The task
Write out each line of the material again, word for word.

Records for processing
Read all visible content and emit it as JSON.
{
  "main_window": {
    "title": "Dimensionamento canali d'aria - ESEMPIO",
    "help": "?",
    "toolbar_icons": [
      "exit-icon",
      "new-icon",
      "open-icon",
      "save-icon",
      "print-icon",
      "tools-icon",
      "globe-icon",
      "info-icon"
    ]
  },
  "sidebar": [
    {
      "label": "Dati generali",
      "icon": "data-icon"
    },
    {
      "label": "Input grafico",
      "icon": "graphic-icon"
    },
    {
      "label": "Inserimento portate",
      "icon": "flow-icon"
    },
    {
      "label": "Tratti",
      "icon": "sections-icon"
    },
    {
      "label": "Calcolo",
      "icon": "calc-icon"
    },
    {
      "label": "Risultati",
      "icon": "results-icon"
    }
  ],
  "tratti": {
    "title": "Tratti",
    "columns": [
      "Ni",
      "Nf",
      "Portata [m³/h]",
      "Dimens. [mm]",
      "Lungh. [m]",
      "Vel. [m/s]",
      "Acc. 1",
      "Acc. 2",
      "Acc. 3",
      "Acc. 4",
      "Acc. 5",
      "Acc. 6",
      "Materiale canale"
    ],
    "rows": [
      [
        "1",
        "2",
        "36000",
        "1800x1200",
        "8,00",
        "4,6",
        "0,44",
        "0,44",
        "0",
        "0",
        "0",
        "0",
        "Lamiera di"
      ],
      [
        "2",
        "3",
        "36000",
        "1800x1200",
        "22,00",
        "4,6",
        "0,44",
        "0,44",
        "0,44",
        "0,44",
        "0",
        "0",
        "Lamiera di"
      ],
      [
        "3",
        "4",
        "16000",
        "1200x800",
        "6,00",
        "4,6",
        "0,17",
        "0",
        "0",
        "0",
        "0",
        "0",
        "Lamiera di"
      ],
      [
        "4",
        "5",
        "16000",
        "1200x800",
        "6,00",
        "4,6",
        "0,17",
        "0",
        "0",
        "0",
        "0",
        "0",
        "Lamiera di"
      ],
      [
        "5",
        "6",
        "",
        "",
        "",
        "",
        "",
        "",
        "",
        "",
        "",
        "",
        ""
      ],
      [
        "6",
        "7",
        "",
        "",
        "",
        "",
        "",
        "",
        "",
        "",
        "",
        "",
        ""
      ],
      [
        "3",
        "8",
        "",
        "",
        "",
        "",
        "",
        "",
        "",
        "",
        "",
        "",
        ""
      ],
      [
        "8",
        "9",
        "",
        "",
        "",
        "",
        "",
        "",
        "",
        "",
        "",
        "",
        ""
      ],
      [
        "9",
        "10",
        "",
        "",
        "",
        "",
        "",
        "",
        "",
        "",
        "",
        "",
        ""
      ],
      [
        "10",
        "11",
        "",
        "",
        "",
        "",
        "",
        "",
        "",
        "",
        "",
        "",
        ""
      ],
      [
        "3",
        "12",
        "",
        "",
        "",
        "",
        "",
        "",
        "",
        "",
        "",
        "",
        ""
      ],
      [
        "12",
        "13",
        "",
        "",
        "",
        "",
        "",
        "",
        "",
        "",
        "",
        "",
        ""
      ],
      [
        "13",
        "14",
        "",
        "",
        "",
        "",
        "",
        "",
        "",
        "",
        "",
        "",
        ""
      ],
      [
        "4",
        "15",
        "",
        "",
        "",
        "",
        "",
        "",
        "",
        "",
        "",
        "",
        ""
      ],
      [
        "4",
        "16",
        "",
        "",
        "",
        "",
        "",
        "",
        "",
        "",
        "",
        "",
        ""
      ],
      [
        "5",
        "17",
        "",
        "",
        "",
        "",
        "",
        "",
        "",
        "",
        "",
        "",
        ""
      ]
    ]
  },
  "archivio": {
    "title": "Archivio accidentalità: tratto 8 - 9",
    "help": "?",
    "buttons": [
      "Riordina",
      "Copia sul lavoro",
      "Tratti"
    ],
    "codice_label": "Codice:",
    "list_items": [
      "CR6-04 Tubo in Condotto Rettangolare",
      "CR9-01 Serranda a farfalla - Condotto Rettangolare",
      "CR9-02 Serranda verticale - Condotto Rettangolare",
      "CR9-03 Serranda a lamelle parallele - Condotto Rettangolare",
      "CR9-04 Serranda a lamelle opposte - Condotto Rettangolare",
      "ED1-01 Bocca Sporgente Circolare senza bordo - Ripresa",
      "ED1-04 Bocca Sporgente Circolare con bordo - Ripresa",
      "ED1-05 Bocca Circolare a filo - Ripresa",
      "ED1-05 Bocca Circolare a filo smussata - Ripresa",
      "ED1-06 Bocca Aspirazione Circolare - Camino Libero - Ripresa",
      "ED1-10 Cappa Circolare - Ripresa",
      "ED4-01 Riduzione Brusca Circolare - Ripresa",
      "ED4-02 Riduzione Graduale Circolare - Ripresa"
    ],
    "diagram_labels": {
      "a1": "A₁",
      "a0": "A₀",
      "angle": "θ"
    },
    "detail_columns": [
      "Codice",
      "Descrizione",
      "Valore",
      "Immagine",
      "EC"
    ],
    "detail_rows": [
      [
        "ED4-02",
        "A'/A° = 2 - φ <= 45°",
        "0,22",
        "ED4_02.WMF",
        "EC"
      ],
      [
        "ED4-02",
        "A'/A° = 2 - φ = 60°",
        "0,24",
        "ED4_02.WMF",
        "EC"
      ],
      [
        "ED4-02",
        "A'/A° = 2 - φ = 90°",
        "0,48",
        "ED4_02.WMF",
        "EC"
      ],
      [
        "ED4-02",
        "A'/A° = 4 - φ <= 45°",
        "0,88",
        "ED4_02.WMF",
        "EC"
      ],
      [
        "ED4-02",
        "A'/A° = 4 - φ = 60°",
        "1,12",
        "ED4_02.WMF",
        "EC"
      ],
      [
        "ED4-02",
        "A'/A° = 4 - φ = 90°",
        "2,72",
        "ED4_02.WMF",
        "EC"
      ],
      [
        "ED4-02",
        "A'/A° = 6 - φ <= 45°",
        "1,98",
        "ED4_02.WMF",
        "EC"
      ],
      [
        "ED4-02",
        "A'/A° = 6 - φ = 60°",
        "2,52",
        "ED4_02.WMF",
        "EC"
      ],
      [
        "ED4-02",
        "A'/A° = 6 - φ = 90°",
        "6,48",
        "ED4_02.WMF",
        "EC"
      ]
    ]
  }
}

Finished task
Read all visible content and emit it as JSON.
{
  "main_window": {
    "title": "Dimensionamento canali d'aria - ESEMPIO",
    "help": "?",
    "toolbar_icons": [
      "exit-icon",
      "new-icon",
      "open-icon",
      "save-icon",
      "print-icon",
      "tools-icon",
      "globe-icon",
      "info-icon"
    ]
  },
  "sidebar": [
    {
      "label": "Dati generali",
      "icon": "data-icon"
    },
    {
      "label": "Input grafico",
      "icon": "graphic-icon"
    },
    {
      "label": "Inserimento portate",
      "icon": "flow-icon"
    },
    {
      "label": "Tratti",
      "icon": "sections-icon"
    },
    {
      "label": "Calcolo",
      "icon": "calc-icon"
    },
    {
      "label": "Risultati",
      "icon": "results-icon"
    }
  ],
  "tratti": {
    "title": "Tratti",
    "columns": [
      "Ni",
      "Nf",
      "Portata [m³/h]",
      "Dimens. [mm]",
      "Lungh. [m]",
      "Vel. [m/s]",
      "Acc. 1",
      "Acc. 2",
      "Acc. 3",
      "Acc. 4",
      "Acc. 5",
      "Acc. 6",
      "Materiale canale"
    ],
    "rows": [
      [
        "1",
        "2",
        "36000",
        "1800x1200",
        "8,00",
        "4,6",
        "0,44",
        "0,44",
        "0",
        "0",
        "0",
        "0",
        "Lamiera di"
      ],
      [
        "2",
        "3",
        "36000",
        "1800x1200",
        "22,00",
        "4,6",
        "0,44",
        "0,44",
        "0,44",
        "0,44",
        "0",
        "0",
        "Lamiera di"
      ],
      [
        "3",
        "4",
        "16000",
        "1200x800",
        "6,00",
        "4,6",
        "0,17",
        "0",
        "0",
        "0",
        "0",
        "0",
        "Lamiera di"
      ],
      [
        "4",
        "5",
        "16000",
        "1200x800",
        "6,00",
        "4,6",
        "0,17",
        "0",
        "0",
        "0",
        "0",
        "0",
        "Lamiera di"
      ],
      [
        "5",
        "6",
        "",
        "",
        "",
        "",
        "",
        "",
        "",
        "",
        "",
        "",
        ""
      ],
      [
        "6",
        "7",
        "",
        "",
        "",
        "",
        "",
        "",
        "",
        "",
        "",
        "",
        ""
      ],
      [
        "3",
        "8",
        "",
        "",
        "",
        "",
        "",
        "",
        "",
        "",
        "",
        "",
        ""
      ],
      [
        "8",
        "9",
        "",
        "",
        "",
        "",
        "",
        "",
        "",
        "",
        "",
        "",
        ""
      ],
      [
        "9",
        "10",
        "",
        "",
        "",
        "",
        "",
        "",
        "",
        "",
        "",
        "",
        ""
      ],
      [
        "10",
        "11",
        "",
        "",
        "",
        "",
        "",
        "",
        "",
        "",
        "",
        "",
        ""
      ],
      [
        "3",
        "12",
        "",
        "",
        "",
        "",
        "",
        "",
        "",
        "",
        "",
        "",
        ""
      ],
      [
        "12",
        "13",
        "",
        "",
        "",
        "",
        "",
        "",
        "",
        "",
        "",
        "",
        ""
      ],
      [
        "13",
        "14",
        "",
        "",
        "",
        "",
        "",
        "",
        "",
        "",
        "",
        "",
        ""
      ],
      [
        "4",
        "15",
        "",
        "",
        "",
        "",
        "",
        "",
        "",
        "",
        "",
        "",
        ""
      ],
      [
        "4",
        "16",
        "",
        "",
        "",
        "",
        "",
        "",
        "",
        "",
        "",
        "",
        ""
      ],
      [
        "5",
        "17",
        "",
        "",
        "",
        "",
        "",
        "",
        "",
        "",
        "",
        "",
        ""
      ]
    ]
  },
  "archivio": {
    "title": "Archivio accidentalità: tratto 8 - 9",
    "help": "?",
    "buttons": [
      "Riordina",
      "Copia sul lavoro",
      "Tratti"
    ],
    "codice_label": "Codice:",
    "list_items": [
      "CR6-04 Tubo in Condotto Rettangolare",
      "CR9-01 Serranda a farfalla - Condotto Rettangolare",
      "CR9-02 Serranda verticale - Condotto Rettangolare",
      "CR9-03 Serranda a lamelle parallele - Condotto Rettangolare",
      "CR9-04 Serranda a lamelle opposte - Condotto Rettangolare",
      "ED1-01 Bocca Sporgente Circolare senza bordo - Ripresa",
      "ED1-04 Bocca Sporgente Circolare con bordo - Ripresa",
      "ED1-05 Bocca Circolare a filo - Ripresa",
      "ED1-05 Bocca Circolare a filo smussata - Ripresa",
      "ED1-06 Bocca Aspirazione Circolare - Camino Libero - Ripresa",
      "ED1-10 Cappa Circolare - Ripresa",
      "ED4-01 Riduzione Brusca Circolare - Ripresa",
      "ED4-02 Riduzione Graduale Circolare - Ripresa"
    ],
    "diagram_labels": {
      "a1": "A₁",
      "a0": "A₀",
      "angle": "θ"
    },
    "detail_columns": [
      "Codice",
      "Descrizione",
      "Valore",
      "Immagine",
      "EC"
    ],
    "detail_rows": [
      [
        "ED4-02",
        "A'/A° = 2 - φ <= 45°",
        "0,22",
        "ED4_02.WMF",
        "EC"
      ],
      [
        "ED4-02",
        "A'/A° = 2 - φ = 60°",
        "0,24",
        "ED4_02.WMF",
        "EC"
      ],
      [
        "ED4-02",
        "A'/A° = 2 - φ = 90°",
        "0,48",
        "ED4_02.WMF",
        "EC"
      ],
      [
        "ED4-02",
        "A'/A° = 4 - φ <= 45°",
        "0,88",
        "ED4_02.WMF",
        "EC"
      ],
      [
        "ED4-02",
        "A'/A° = 4 - φ = 60°",
        "1,12",
        "ED4_02.WMF",
        "EC"
      ],
      [
        "ED4-02",
        "A'/A° = 4 - φ = 90°",
        "2,72",
        "ED4_02.WMF",
        "EC"
      ],
      [
        "ED4-02",
        "A'/A° = 6 - φ <= 45°",
        "1,98",
        "ED4_02.WMF",
        "EC"
      ],
      [
        "ED4-02",
        "A'/A° = 6 - φ = 60°",
        "2,52",
        "ED4_02.WMF",
        "EC"
      ],
      [
        "ED4-02",
        "A'/A° = 6 - φ = 90°",
        "6,48",
        "ED4_02.WMF",
        "EC"
      ]
    ]
  }
}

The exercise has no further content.